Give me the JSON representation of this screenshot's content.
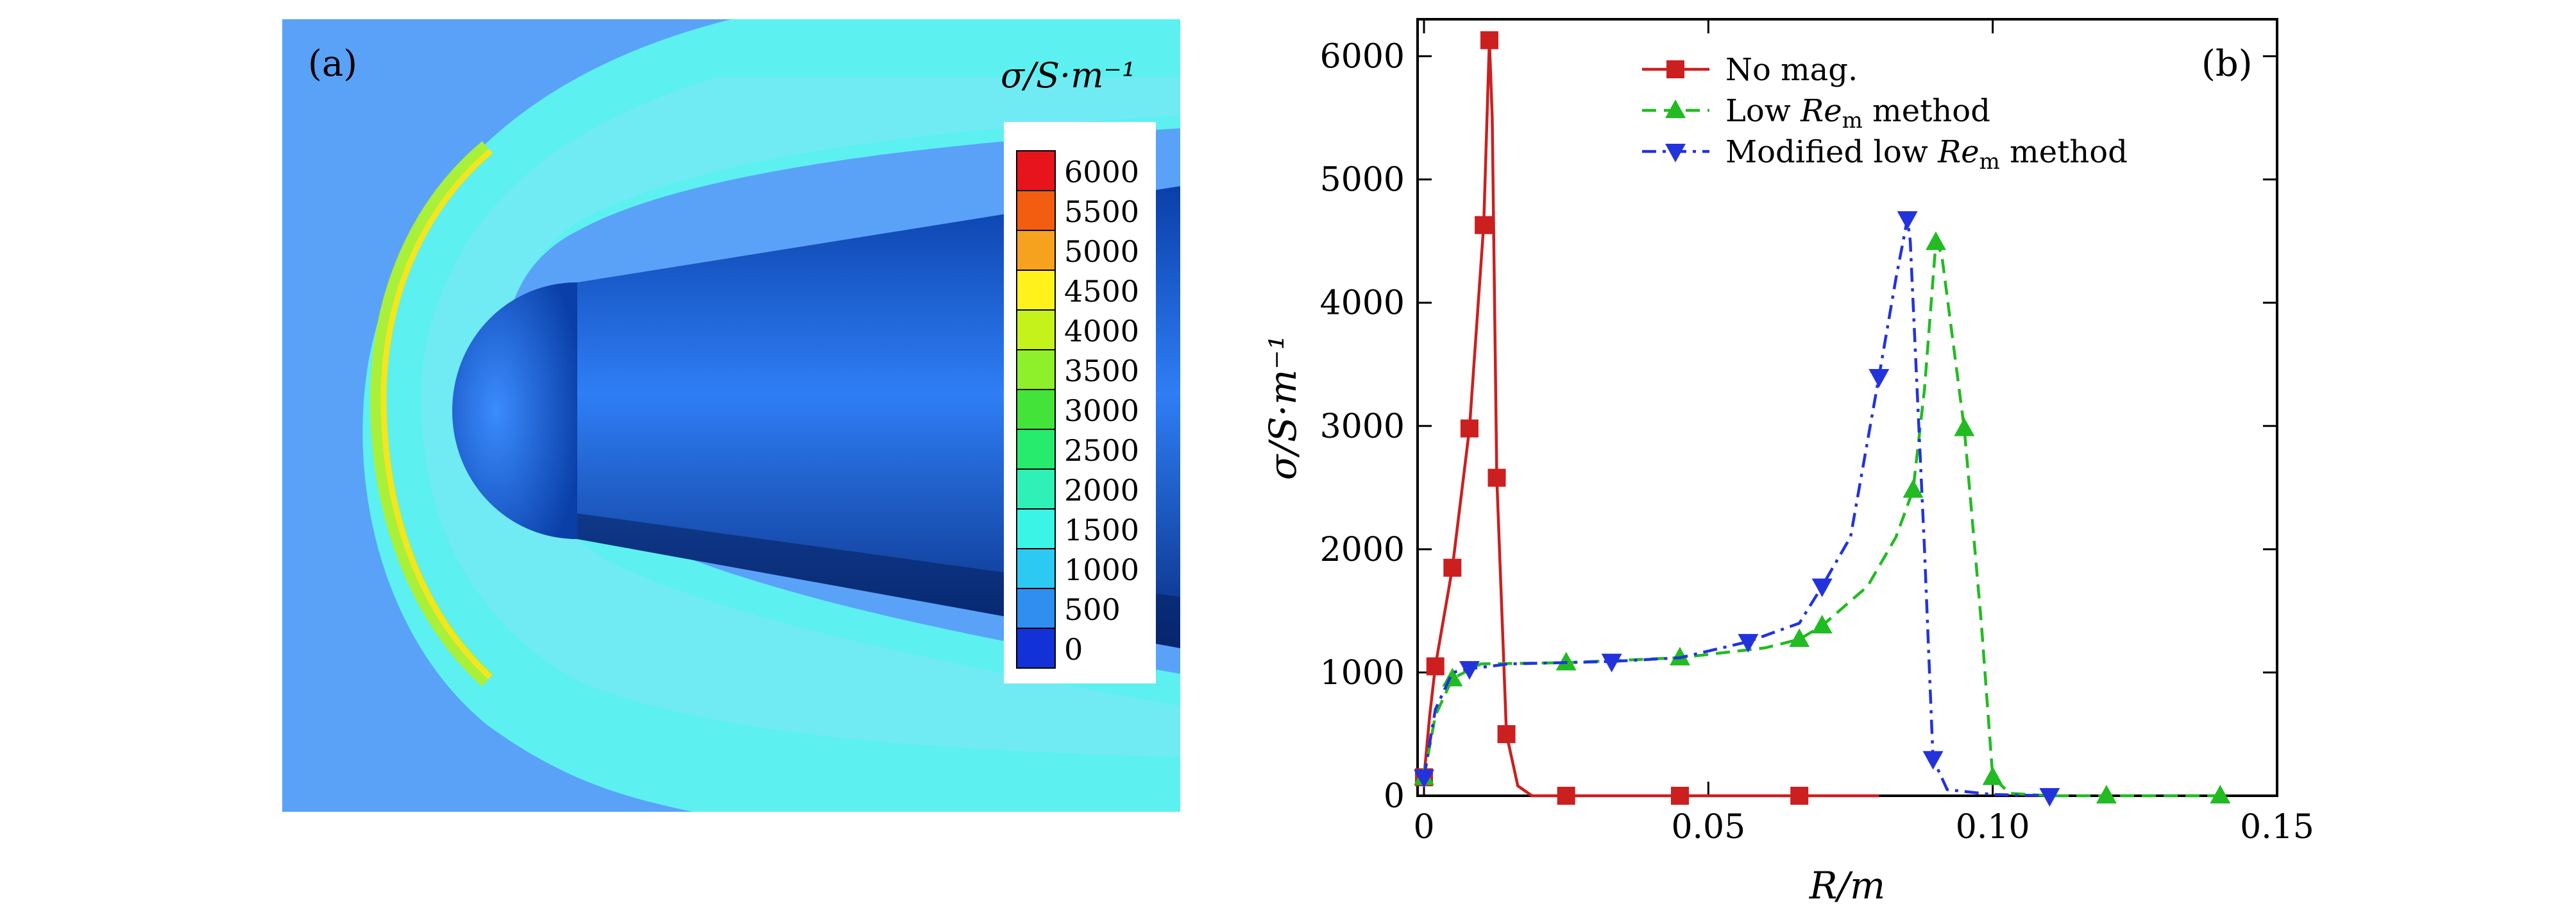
{
  "panel_a": {
    "label": "(a)",
    "colorbar_title": "σ/S·m⁻¹",
    "colorbar_levels": [
      {
        "value": "6000",
        "color": "#e8141c"
      },
      {
        "value": "5500",
        "color": "#f25d10"
      },
      {
        "value": "5000",
        "color": "#f7a21e"
      },
      {
        "value": "4500",
        "color": "#fff21a"
      },
      {
        "value": "4000",
        "color": "#c4f21a"
      },
      {
        "value": "3500",
        "color": "#8ef02a"
      },
      {
        "value": "3000",
        "color": "#43e33a"
      },
      {
        "value": "2500",
        "color": "#26eb6c"
      },
      {
        "value": "2000",
        "color": "#2ff0b6"
      },
      {
        "value": "1500",
        "color": "#3af5e6"
      },
      {
        "value": "1000",
        "color": "#2cc9f2"
      },
      {
        "value": "500",
        "color": "#2e8ff0"
      },
      {
        "value": "0",
        "color": "#1232d8"
      }
    ],
    "colors": {
      "background": "#5aa2f7",
      "shock_layer": "#5df0f0",
      "body_dark": "#0a3fa8",
      "body_light": "#2f7ef5"
    }
  },
  "chart_data": {
    "type": "line",
    "panel_label": "(b)",
    "xlabel": "R/m",
    "ylabel": "σ/S·m⁻¹",
    "xlim": [
      0,
      0.15
    ],
    "ylim": [
      0,
      6300
    ],
    "x_ticks": [
      0,
      0.05,
      0.1,
      0.15
    ],
    "x_tick_labels": [
      "0",
      "0.05",
      "0.10",
      "0.15"
    ],
    "y_ticks": [
      0,
      1000,
      2000,
      3000,
      4000,
      5000,
      6000
    ],
    "y_tick_labels": [
      "0",
      "1000",
      "2000",
      "3000",
      "4000",
      "5000",
      "6000"
    ],
    "legend_position": "top-center",
    "series": [
      {
        "name": "No mag.",
        "legend_main": "No mag.",
        "legend_sub": "",
        "legend_tail": "",
        "color": "#cc1f1f",
        "dash": "solid",
        "marker": "square",
        "curve": [
          [
            0,
            150
          ],
          [
            0.001,
            650
          ],
          [
            0.002,
            1050
          ],
          [
            0.005,
            1850
          ],
          [
            0.008,
            2980
          ],
          [
            0.0105,
            4630
          ],
          [
            0.0115,
            6130
          ],
          [
            0.012,
            5500
          ],
          [
            0.0128,
            2580
          ],
          [
            0.0145,
            500
          ],
          [
            0.0165,
            80
          ],
          [
            0.019,
            0
          ],
          [
            0.025,
            0
          ],
          [
            0.045,
            0
          ],
          [
            0.066,
            0
          ],
          [
            0.08,
            0
          ]
        ],
        "markers": [
          [
            0,
            150
          ],
          [
            0.002,
            1050
          ],
          [
            0.005,
            1850
          ],
          [
            0.008,
            2980
          ],
          [
            0.0105,
            4630
          ],
          [
            0.0115,
            6130
          ],
          [
            0.0128,
            2580
          ],
          [
            0.0145,
            500
          ],
          [
            0.025,
            0
          ],
          [
            0.045,
            0
          ],
          [
            0.066,
            0
          ]
        ]
      },
      {
        "name": "Low Re_m method",
        "legend_main": "Low ",
        "legend_sub": "m",
        "legend_tail": " method",
        "color": "#22bb22",
        "dash": "dashed",
        "marker": "triangle-up",
        "curve": [
          [
            0,
            150
          ],
          [
            0.002,
            650
          ],
          [
            0.005,
            950
          ],
          [
            0.01,
            1070
          ],
          [
            0.025,
            1080
          ],
          [
            0.045,
            1120
          ],
          [
            0.06,
            1200
          ],
          [
            0.066,
            1270
          ],
          [
            0.07,
            1380
          ],
          [
            0.078,
            1700
          ],
          [
            0.083,
            2100
          ],
          [
            0.086,
            2480
          ],
          [
            0.088,
            3300
          ],
          [
            0.09,
            4490
          ],
          [
            0.091,
            4400
          ],
          [
            0.095,
            2980
          ],
          [
            0.098,
            1400
          ],
          [
            0.1,
            150
          ],
          [
            0.103,
            20
          ],
          [
            0.11,
            0
          ],
          [
            0.12,
            0
          ],
          [
            0.14,
            0
          ]
        ],
        "markers": [
          [
            0,
            150
          ],
          [
            0.005,
            950
          ],
          [
            0.025,
            1080
          ],
          [
            0.045,
            1120
          ],
          [
            0.066,
            1270
          ],
          [
            0.07,
            1380
          ],
          [
            0.086,
            2480
          ],
          [
            0.09,
            4490
          ],
          [
            0.095,
            2980
          ],
          [
            0.1,
            150
          ],
          [
            0.12,
            0
          ],
          [
            0.14,
            0
          ]
        ]
      },
      {
        "name": "Modified low Re_m method",
        "legend_main": "Modified low ",
        "legend_sub": "m",
        "legend_tail": " method",
        "color": "#2233dd",
        "dash": "dashdot",
        "marker": "triangle-down",
        "curve": [
          [
            0,
            150
          ],
          [
            0.002,
            700
          ],
          [
            0.005,
            1000
          ],
          [
            0.008,
            1030
          ],
          [
            0.015,
            1070
          ],
          [
            0.033,
            1090
          ],
          [
            0.045,
            1120
          ],
          [
            0.057,
            1250
          ],
          [
            0.066,
            1400
          ],
          [
            0.07,
            1700
          ],
          [
            0.075,
            2100
          ],
          [
            0.08,
            3400
          ],
          [
            0.083,
            4200
          ],
          [
            0.085,
            4680
          ],
          [
            0.0855,
            4500
          ],
          [
            0.088,
            2000
          ],
          [
            0.0895,
            300
          ],
          [
            0.092,
            50
          ],
          [
            0.1,
            10
          ],
          [
            0.11,
            0
          ]
        ],
        "markers": [
          [
            0,
            150
          ],
          [
            0.008,
            1030
          ],
          [
            0.033,
            1090
          ],
          [
            0.057,
            1250
          ],
          [
            0.07,
            1700
          ],
          [
            0.08,
            3400
          ],
          [
            0.085,
            4680
          ],
          [
            0.0895,
            300
          ],
          [
            0.11,
            0
          ]
        ]
      }
    ]
  }
}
——————
# INSTRUCTIONS TO FOLLOW
Reproduce each line exactly as it appears, omitting the pictures.

# EXERCISE RESULT
Give me the JSON representation of this screenshot's content.
{
  "panel_a": {
    "label": "(a)",
    "colorbar_title": "σ/S·m⁻¹",
    "colorbar_levels": [
      {
        "value": "6000",
        "color": "#e8141c"
      },
      {
        "value": "5500",
        "color": "#f25d10"
      },
      {
        "value": "5000",
        "color": "#f7a21e"
      },
      {
        "value": "4500",
        "color": "#fff21a"
      },
      {
        "value": "4000",
        "color": "#c4f21a"
      },
      {
        "value": "3500",
        "color": "#8ef02a"
      },
      {
        "value": "3000",
        "color": "#43e33a"
      },
      {
        "value": "2500",
        "color": "#26eb6c"
      },
      {
        "value": "2000",
        "color": "#2ff0b6"
      },
      {
        "value": "1500",
        "color": "#3af5e6"
      },
      {
        "value": "1000",
        "color": "#2cc9f2"
      },
      {
        "value": "500",
        "color": "#2e8ff0"
      },
      {
        "value": "0",
        "color": "#1232d8"
      }
    ],
    "colors": {
      "background": "#5aa2f7",
      "shock_layer": "#5df0f0",
      "body_dark": "#0a3fa8",
      "body_light": "#2f7ef5"
    }
  },
  "chart_data": {
    "type": "line",
    "panel_label": "(b)",
    "xlabel": "R/m",
    "ylabel": "σ/S·m⁻¹",
    "xlim": [
      0,
      0.15
    ],
    "ylim": [
      0,
      6300
    ],
    "x_ticks": [
      0,
      0.05,
      0.1,
      0.15
    ],
    "x_tick_labels": [
      "0",
      "0.05",
      "0.10",
      "0.15"
    ],
    "y_ticks": [
      0,
      1000,
      2000,
      3000,
      4000,
      5000,
      6000
    ],
    "y_tick_labels": [
      "0",
      "1000",
      "2000",
      "3000",
      "4000",
      "5000",
      "6000"
    ],
    "legend_position": "top-center",
    "series": [
      {
        "name": "No mag.",
        "legend_main": "No mag.",
        "legend_sub": "",
        "legend_tail": "",
        "color": "#cc1f1f",
        "dash": "solid",
        "marker": "square",
        "curve": [
          [
            0,
            150
          ],
          [
            0.001,
            650
          ],
          [
            0.002,
            1050
          ],
          [
            0.005,
            1850
          ],
          [
            0.008,
            2980
          ],
          [
            0.0105,
            4630
          ],
          [
            0.0115,
            6130
          ],
          [
            0.012,
            5500
          ],
          [
            0.0128,
            2580
          ],
          [
            0.0145,
            500
          ],
          [
            0.0165,
            80
          ],
          [
            0.019,
            0
          ],
          [
            0.025,
            0
          ],
          [
            0.045,
            0
          ],
          [
            0.066,
            0
          ],
          [
            0.08,
            0
          ]
        ],
        "markers": [
          [
            0,
            150
          ],
          [
            0.002,
            1050
          ],
          [
            0.005,
            1850
          ],
          [
            0.008,
            2980
          ],
          [
            0.0105,
            4630
          ],
          [
            0.0115,
            6130
          ],
          [
            0.0128,
            2580
          ],
          [
            0.0145,
            500
          ],
          [
            0.025,
            0
          ],
          [
            0.045,
            0
          ],
          [
            0.066,
            0
          ]
        ]
      },
      {
        "name": "Low Re_m method",
        "legend_main": "Low ",
        "legend_sub": "m",
        "legend_tail": " method",
        "color": "#22bb22",
        "dash": "dashed",
        "marker": "triangle-up",
        "curve": [
          [
            0,
            150
          ],
          [
            0.002,
            650
          ],
          [
            0.005,
            950
          ],
          [
            0.01,
            1070
          ],
          [
            0.025,
            1080
          ],
          [
            0.045,
            1120
          ],
          [
            0.06,
            1200
          ],
          [
            0.066,
            1270
          ],
          [
            0.07,
            1380
          ],
          [
            0.078,
            1700
          ],
          [
            0.083,
            2100
          ],
          [
            0.086,
            2480
          ],
          [
            0.088,
            3300
          ],
          [
            0.09,
            4490
          ],
          [
            0.091,
            4400
          ],
          [
            0.095,
            2980
          ],
          [
            0.098,
            1400
          ],
          [
            0.1,
            150
          ],
          [
            0.103,
            20
          ],
          [
            0.11,
            0
          ],
          [
            0.12,
            0
          ],
          [
            0.14,
            0
          ]
        ],
        "markers": [
          [
            0,
            150
          ],
          [
            0.005,
            950
          ],
          [
            0.025,
            1080
          ],
          [
            0.045,
            1120
          ],
          [
            0.066,
            1270
          ],
          [
            0.07,
            1380
          ],
          [
            0.086,
            2480
          ],
          [
            0.09,
            4490
          ],
          [
            0.095,
            2980
          ],
          [
            0.1,
            150
          ],
          [
            0.12,
            0
          ],
          [
            0.14,
            0
          ]
        ]
      },
      {
        "name": "Modified low Re_m method",
        "legend_main": "Modified low ",
        "legend_sub": "m",
        "legend_tail": " method",
        "color": "#2233dd",
        "dash": "dashdot",
        "marker": "triangle-down",
        "curve": [
          [
            0,
            150
          ],
          [
            0.002,
            700
          ],
          [
            0.005,
            1000
          ],
          [
            0.008,
            1030
          ],
          [
            0.015,
            1070
          ],
          [
            0.033,
            1090
          ],
          [
            0.045,
            1120
          ],
          [
            0.057,
            1250
          ],
          [
            0.066,
            1400
          ],
          [
            0.07,
            1700
          ],
          [
            0.075,
            2100
          ],
          [
            0.08,
            3400
          ],
          [
            0.083,
            4200
          ],
          [
            0.085,
            4680
          ],
          [
            0.0855,
            4500
          ],
          [
            0.088,
            2000
          ],
          [
            0.0895,
            300
          ],
          [
            0.092,
            50
          ],
          [
            0.1,
            10
          ],
          [
            0.11,
            0
          ]
        ],
        "markers": [
          [
            0,
            150
          ],
          [
            0.008,
            1030
          ],
          [
            0.033,
            1090
          ],
          [
            0.057,
            1250
          ],
          [
            0.07,
            1700
          ],
          [
            0.08,
            3400
          ],
          [
            0.085,
            4680
          ],
          [
            0.0895,
            300
          ],
          [
            0.11,
            0
          ]
        ]
      }
    ]
  }
}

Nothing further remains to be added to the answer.